#### [Dataset items]
· · ·
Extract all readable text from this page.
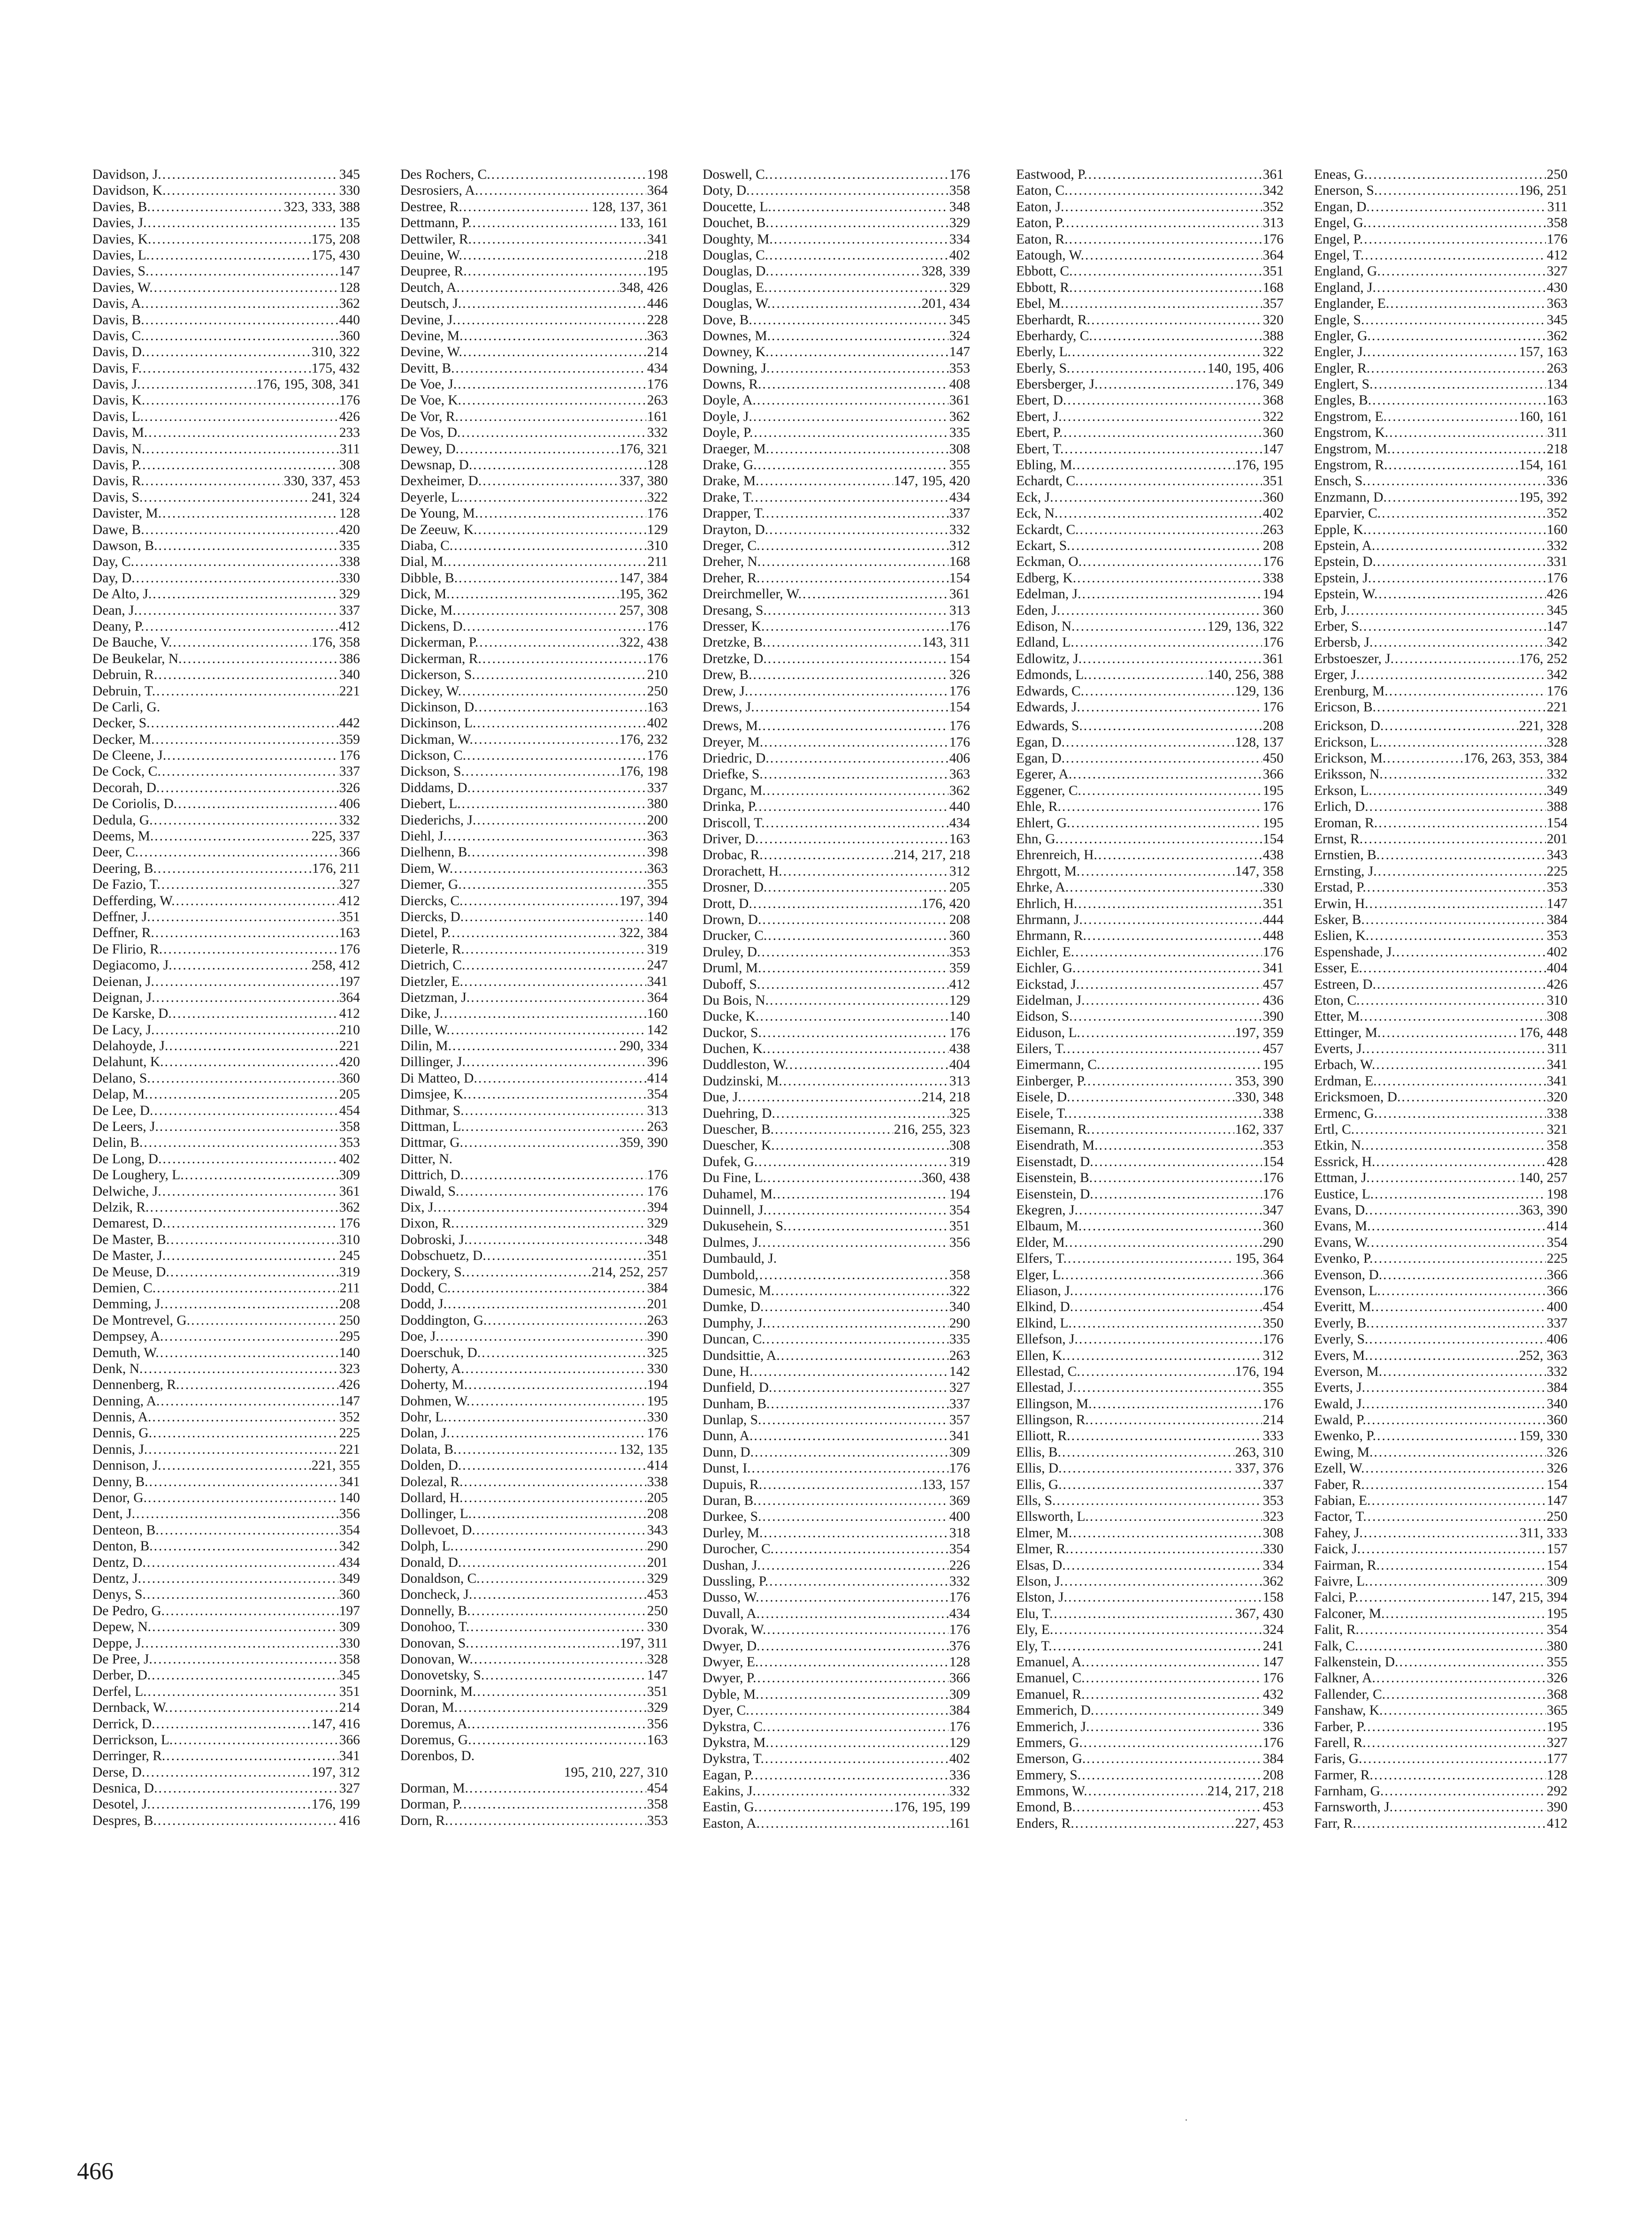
Davidson, J. .....	345
Davidson, K. .....	330
Davies, B. .....	323, 333, 388
Davies, J. .....	135
Davies, K. .....	175, 208
Davies, L. .....	175, 430
Davies, S. .....	147
Davies, W. .....	128
Davis, A. .....	362
Davis, B. .....	440
Davis, C. .....	360
Davis, D. .....	310, 322
Davis, F. .....	175, 432
Davis, J. .....	176, 195, 308, 341
Davis, K. .....	176
Davis, L. .....	426
Davis, M. .....	233
Davis, N. .....	311
Davis, P. .....	308
Davis, R. .....	330, 337, 453
Davis, S. .....	241, 324
Davister, M. .....	128
Dawe, B. .....	420
Dawson, B. .....	335
Day, C. .....	338
Day, D. .....	330
De Alto, J. .....	329
Dean, J. .....	337
Deany, P. .....	412
De Bauche, V. .....	176, 358
De Beukelar, N. .....	386
Debruin, R. .....	340
Debruin, T. .....	221
De Carli, G.
Decker, S. .....	442
Decker, M. .....	359
De Cleene, J. .....	176
De Cock, C. .....	337
Decorah, D. .....	326
De Coriolis, D. .....	406
Dedula, G. .....	332
Deems, M. .....	225, 337
Deer, C. .....	366
Deering, B. .....	176, 211
De Fazio, T. .....	327
Defferding, W. .....	412
Deffner, J. .....	351
Deffner, R. .....	163
De Flirio, R. .....	176
Degiacomo, J. .....	258, 412
Deienan, J. .....	197
Deignan, J. .....	364
De Karske, D. .....	412
De Lacy, J. .....	210
Delahoyde, J. .....	221
Delahunt, K. .....	420
Delano, S. .....	360
Delap, M. .....	205
De Lee, D. .....	454
De Leers, J. .....	358
Delin, B. .....	353
De Long, D. .....	402
De Loughery, L. .....	309
Delwiche, J. .....	361
Delzik, R. .....	362
Demarest, D. .....	176
De Master, B. .....	310
De Master, J. .....	245
De Meuse, D. .....	319
Demien, C. .....	211
Demming, J. .....	208
De Montrevel, G. .....	250
Dempsey, A. .....	295
Demuth, W. .....	140
Denk, N. .....	323
Dennenberg, R. .....	426
Denning, A. .....	147
Dennis, A. .....	352
Dennis, G. .....	225
Dennis, J. .....	221
Dennison, J. .....	221, 355
Denny, B. .....	341
Denor, G. .....	140
Dent, J. .....	356
Denteon, B. .....	354
Denton, B. .....	342
Dentz, D. .....	434
Dentz, J. .....	349
Denys, S. .....	360
De Pedro, G. .....	197
Depew, N. .....	309
Deppe, J. .....	330
De Pree, J. .....	358
Derber, D. .....	345
Derfel, L. .....	351
Dernback, W. .....	214
Derrick, D. .....	147, 416
Derrickson, L. .....	366
Derringer, R. .....	341
Derse, D. .....	197, 312
Desnica, D. .....	327
Desotel, J. .....	176, 199
Despres, B. .....	416
Des Rochers, C. .....	198
Desrosiers, A. .....	364
Destree, R. .....	128, 137, 361
Dettmann, P. .....	133, 161
Dettwiler, R. .....	341
Deuine, W. .....	218
Deupree, R. .....	195
Deutch, A. .....	348, 426
Deutsch, J. .....	446
Devine, J. .....	228
Devine, M. .....	363
Devine, W. .....	214
Devitt, B. .....	434
De Voe, J. .....	176
De Voe, K. .....	263
De Vor, R. .....	161
De Vos, D. .....	332
Dewey, D. .....	176, 321
Dewsnap, D. .....	128
Dexheimer, D. .....	337, 380
Deyerle, L. .....	322
De Young, M. .....	176
De Zeeuw, K. .....	129
Diaba, C. .....	310
Dial, M. .....	211
Dibble, B. .....	147, 384
Dick, M. .....	195, 362
Dicke, M. .....	257, 308
Dickens, D. .....	176
Dickerman, P. .....	322, 438
Dickerman, R. .....	176
Dickerson, S. .....	210
Dickey, W. .....	250
Dickinson, D. .....	163
Dickinson, L. .....	402
Dickman, W. .....	176, 232
Dickson, C. .....	176
Dickson, S. .....	176, 198
Diddams, D. .....	337
Diebert, L. .....	380
Diederichs, J. .....	200
Diehl, J. .....	363
Dielhenn, B. .....	398
Diem, W. .....	363
Diemer, G. .....	355
Diercks, C. .....	197, 394
Diercks, D. .....	140
Dietel, P. .....	322, 384
Dieterle, R. .....	319
Dietrich, C. .....	247
Dietzler, E. .....	341
Dietzman, J. .....	364
Dike, J. .....	160
Dille, W. .....	142
Dilin, M. .....	290, 334
Dillinger, J. .....	396
Di Matteo, D. .....	414
Dimsjee, K. .....	354
Dithmar, S. .....	313
Dittman, L. .....	263
Dittmar, G. .....	359, 390
Ditter, N.
Dittrich, D. .....	176
Diwald, S. .....	176
Dix, J. .....	394
Dixon, R. .....	329
Dobroski, J. .....	348
Dobschuetz, D. .....	351
Dockery, S. .....	214, 252, 257
Dodd, C. .....	384
Dodd, J. .....	201
Doddington, G. .....	263
Doe, J. .....	390
Doerschuk, D. .....	325
Doherty, A. .....	330
Doherty, M. .....	194
Dohmen, W. .....	195
Dohr, L. .....	330
Dolan, J. .....	176
Dolata, B. .....	132, 135
Dolden, D. .....	414
Dolezal, R. .....	338
Dollard, H. .....	205
Dollinger, L. .....	208
Dollevoet, D. .....	343
Dolph, L. .....	290
Donald, D. .....	201
Donaldson, C. .....	329
Doncheck, J. .....	453
Donnelly, B. .....	250
Donohoo, T. .....	330
Donovan, S. .....	197, 311
Donovan, W. .....	328
Donovetsky, S. .....	147
Doornink, M. .....	351
Doran, M. .....	329
Doremus, A. .....	356
Doremus, G. .....	163
Dorenbos, D.
195, 210, 227, 310
Dorman, M. .....	454
Dorman, P. .....	358
Dorn, R. .....	353
Doswell, C. .....	176
Doty, D. .....	358
Doucette, L. .....	348
Douchet, B. .....	329
Doughty, M. .....	334
Douglas, C. .....	402
Douglas, D. .....	328, 339
Douglas, E. .....	329
Douglas, W. .....	201, 434
Dove, B. .....	345
Downes, M. .....	324
Downey, K. .....	147
Downing, J. .....	353
Downs, R. .....	408
Doyle, A. .....	361
Doyle, J. .....	362
Doyle, P. .....	335
Draeger, M. .....	308
Drake, G. .....	355
Drake, M. .....	147, 195, 420
Drake, T. .....	434
Drapper, T. .....	337
Drayton, D. .....	332
Dreger, C. .....	312
Dreher, N. .....	168
Dreher, R. .....	154
Dreirchmeller, W. .....	361
Dresang, S. .....	313
Dresser, K. .....	176
Dretzke, B. .....	143, 311
Dretzke, D. .....	154
Drew, B. .....	326
Drew, J. .....	176
Drews, J. .....	154
Drews, M. .....	176
Dreyer, M. .....	176
Driedric, D. .....	406
Driefke, S. .....	363
Drganc, M. .....	362
Drinka, P. .....	440
Driscoll, T. .....	434
Driver, D. .....	163
Drobac, R. .....	214, 217, 218
Drorachett, H. .....	312
Drosner, D. .....	205
Drott, D. .....	176, 420
Drown, D. .....	208
Drucker, C. .....	360
Druley, D. .....	353
Druml, M. .....	359
Duboff, S. .....	412
Du Bois, N. .....	129
Ducke, K. .....	140
Duckor, S. .....	176
Duchen, K. .....	438
Duddleston, W. .....	404
Dudzinski, M. .....	313
Due, J. .....	214, 218
Duehring, D. .....	325
Duescher, B. .....	216, 255, 323
Duescher, K. .....	308
Dufek, G. .....	319
Du Fine, L. .....	360, 438
Duhamel, M. .....	194
Duinnell, J. .....	354
Dukusehein, S. .....	351
Dulmes, J. .....	356
Dumbauld, J.
Dumbold, .....	358
Dumesic, M. .....	322
Dumke, D. .....	340
Dumphy, J. .....	290
Duncan, C. .....	335
Dundsittie, A. .....	263
Dune, H. .....	142
Dunfield, D. .....	327
Dunham, B. .....	337
Dunlap, S. .....	357
Dunn, A. .....	341
Dunn, D. .....	309
Dunst, I. .....	176
Dupuis, R. .....	133, 157
Duran, B. .....	369
Durkee, S. .....	400
Durley, M. .....	318
Durocher, C. .....	354
Dushan, J. .....	226
Dussling, P. .....	332
Dusso, W. .....	176
Duvall, A. .....	434
Dvorak, W. .....	176
Dwyer, D. .....	376
Dwyer, E. .....	128
Dwyer, P. .....	366
Dyble, M. .....	309
Dyer, C. .....	384
Dykstra, C. .....	176
Dykstra, M. .....	129
Dykstra, T. .....	402
Eagan, P. .....	336
Eakins, J. .....	332
Eastin, G. .....	176, 195, 199
Easton, A. .....	161
Eastwood, P. .....	361
Eaton, C. .....	342
Eaton, J. .....	352
Eaton, P. .....	313
Eaton, R. .....	176
Eatough, W. .....	364
Ebbott, C. .....	351
Ebbott, R. .....	168
Ebel, M. .....	357
Eberhardt, R. .....	320
Eberhardy, C. .....	388
Eberly, L. .....	322
Eberly, S. .....	140, 195, 406
Ebersberger, J. .....	176, 349
Ebert, D. .....	368
Ebert, J. .....	322
Ebert, P. .....	360
Ebert, T. .....	147
Ebling, M. .....	176, 195
Echardt, C. .....	351
Eck, J. .....	360
Eck, N. .....	402
Eckardt, C. .....	263
Eckart, S. .....	208
Eckman, O. .....	176
Edberg, K. .....	338
Edelman, J. .....	194
Eden, J. .....	360
Edison, N. .....	129, 136, 322
Edland, L. .....	176
Edlowitz, J. .....	361
Edmonds, L. .....	140, 256, 388
Edwards, C. .....	129, 136
Edwards, J. .....	176
Edwards, S. .....	208
Egan, D. .....	128, 137
Egan, D. .....	450
Egerer, A. .....	366
Eggener, C. .....	195
Ehle, R. .....	176
Ehlert, G. .....	195
Ehn, G. .....	154
Ehrenreich, H. .....	438
Ehrgott, M. .....	147, 358
Ehrke, A. .....	330
Ehrlich, H. .....	351
Ehrmann, J. .....	444
Ehrmann, R. .....	448
Eichler, E. .....	176
Eichler, G. .....	341
Eickstad, J. .....	457
Eidelman, J. .....	436
Eidson, S. .....	390
Eiduson, L. .....	197, 359
Eilers, T. .....	457
Eimermann, C. .....	195
Einberger, P. .....	353, 390
Eisele, D. .....	330, 348
Eisele, T. .....	338
Eisemann, R. .....	162, 337
Eisendrath, M. .....	353
Eisenstadt, D. .....	154
Eisenstein, B. .....	176
Eisenstein, D. .....	176
Ekegren, J. .....	347
Elbaum, M. .....	360
Elder, M. .....	290
Elfers, T. .....	195, 364
Elger, L. .....	366
Eliason, J. .....	176
Elkind, D. .....	454
Elkind, L. .....	350
Ellefson, J. .....	176
Ellen, K. .....	312
Ellestad, C. .....	176, 194
Ellestad, J. .....	355
Ellingson, M. .....	176
Ellingson, R. .....	214
Elliott, R. .....	333
Ellis, B. .....	263, 310
Ellis, D. .....	337, 376
Ellis, G. .....	337
Ells, S. .....	353
Ellsworth, L. .....	323
Elmer, M. .....	308
Elmer, R. .....	330
Elsas, D. .....	334
Elson, J. .....	362
Elston, J. .....	158
Elu, T. .....	367, 430
Ely, E. .....	324
Ely, T. .....	241
Emanuel, A. .....	147
Emanuel, C. .....	176
Emanuel, R. .....	432
Emmerich, D. .....	349
Emmerich, J. .....	336
Emmers, G. .....	176
Emerson, G. .....	384
Emmery, S. .....	208
Emmons, W. .....	214, 217, 218
Emond, B. .....	453
Enders, R. .....	227, 453
Eneas, G. .....	250
Enerson, S. .....	196, 251
Engan, D. .....	311
Engel, G. .....	358
Engel, P. .....	176
Engel, T. .....	412
England, G. .....	327
England, J. .....	430
Englander, E. .....	363
Engle, S. .....	345
Engler, G. .....	362
Engler, J. .....	157, 163
Engler, R. .....	263
Englert, S. .....	134
Engles, B. .....	163
Engstrom, E. .....	160, 161
Engstrom, K. .....	311
Engstrom, M. .....	218
Engstrom, R. .....	154, 161
Ensch, S. .....	336
Enzmann, D. .....	195, 392
Eparvier, C. .....	352
Epple, K. .....	160
Epstein, A. .....	332
Epstein, D. .....	331
Epstein, J. .....	176
Epstein, W. .....	426
Erb, J. .....	345
Erber, S. .....	147
Erbersb, J. .....	342
Erbstoeszer, J. .....	176, 252
Erger, J. .....	342
Erenburg, M. .....	176
Ericson, B. .....	221
Erickson, D. .....	221, 328
Erickson, L. .....	328
Erickson, M. .....	176, 263, 353, 384
Eriksson, N. .....	332
Erkson, L. .....	349
Erlich, D. .....	388
Eroman, R. .....	154
Ernst, R. .....	201
Ernstien, B. .....	343
Ernsting, J. .....	225
Erstad, P. .....	353
Erwin, H. .....	147
Esker, B. .....	384
Eslien, K. .....	353
Espenshade, J. .....	402
Esser, E. .....	404
Estreen, D. .....	426
Eton, C. .....	310
Etter, M. .....	308
Ettinger, M. .....	176, 448
Everts, J. .....	311
Erbach, W. .....	341
Erdman, E. .....	341
Ericksmoen, D. .....	320
Ermenc, G. .....	338
Ertl, C. .....	321
Etkin, N. .....	358
Essrick, H. .....	428
Ettman, J. .....	140, 257
Eustice, L. .....	198
Evans, D. .....	363, 390
Evans, M. .....	414
Evans, W. .....	354
Evenko, P. .....	225
Evenson, D. .....	366
Evenson, L. .....	366
Everitt, M. .....	400
Everly, B. .....	337
Everly, S. .....	406
Evers, M. .....	252, 363
Everson, M. .....	332
Everts, J. .....	384
Ewald, J. .....	340
Ewald, P. .....	360
Ewenko, P. .....	159, 330
Ewing, M. .....	326
Ezell, W. .....	326
Faber, R. .....	154
Fabian, E. .....	147
Factor, T. .....	250
Fahey, J. .....	311, 333
Faick, J. .....	157
Fairman, R. .....	154
Faivre, L. .....	309
Falci, P. .....	147, 215, 394
Falconer, M. .....	195
Falit, R. .....	354
Falk, C. .....	380
Falkenstein, D. .....	355
Falkner, A. .....	326
Fallender, C. .....	368
Fanshaw, K. .....	365
Farber, P. .....	195
Farell, R. .....	327
Faris, G. .....	177
Farmer, R. .....	128
Farnham, G. .....	292
Farnsworth, J. .....	390
Farr, R. .....	412
.
466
· · ·
#### [WHAT YOU ARE ASKED TO DO]
In the listing above, locate each line with "Davies" and copy it.

#### [TASK RESPONSE]
Davies, B. .....	323, 333, 388
Davies, J. .....	135
Davies, K. .....	175, 208
Davies, L. .....	175, 430
Davies, S. .....	147
Davies, W. .....	128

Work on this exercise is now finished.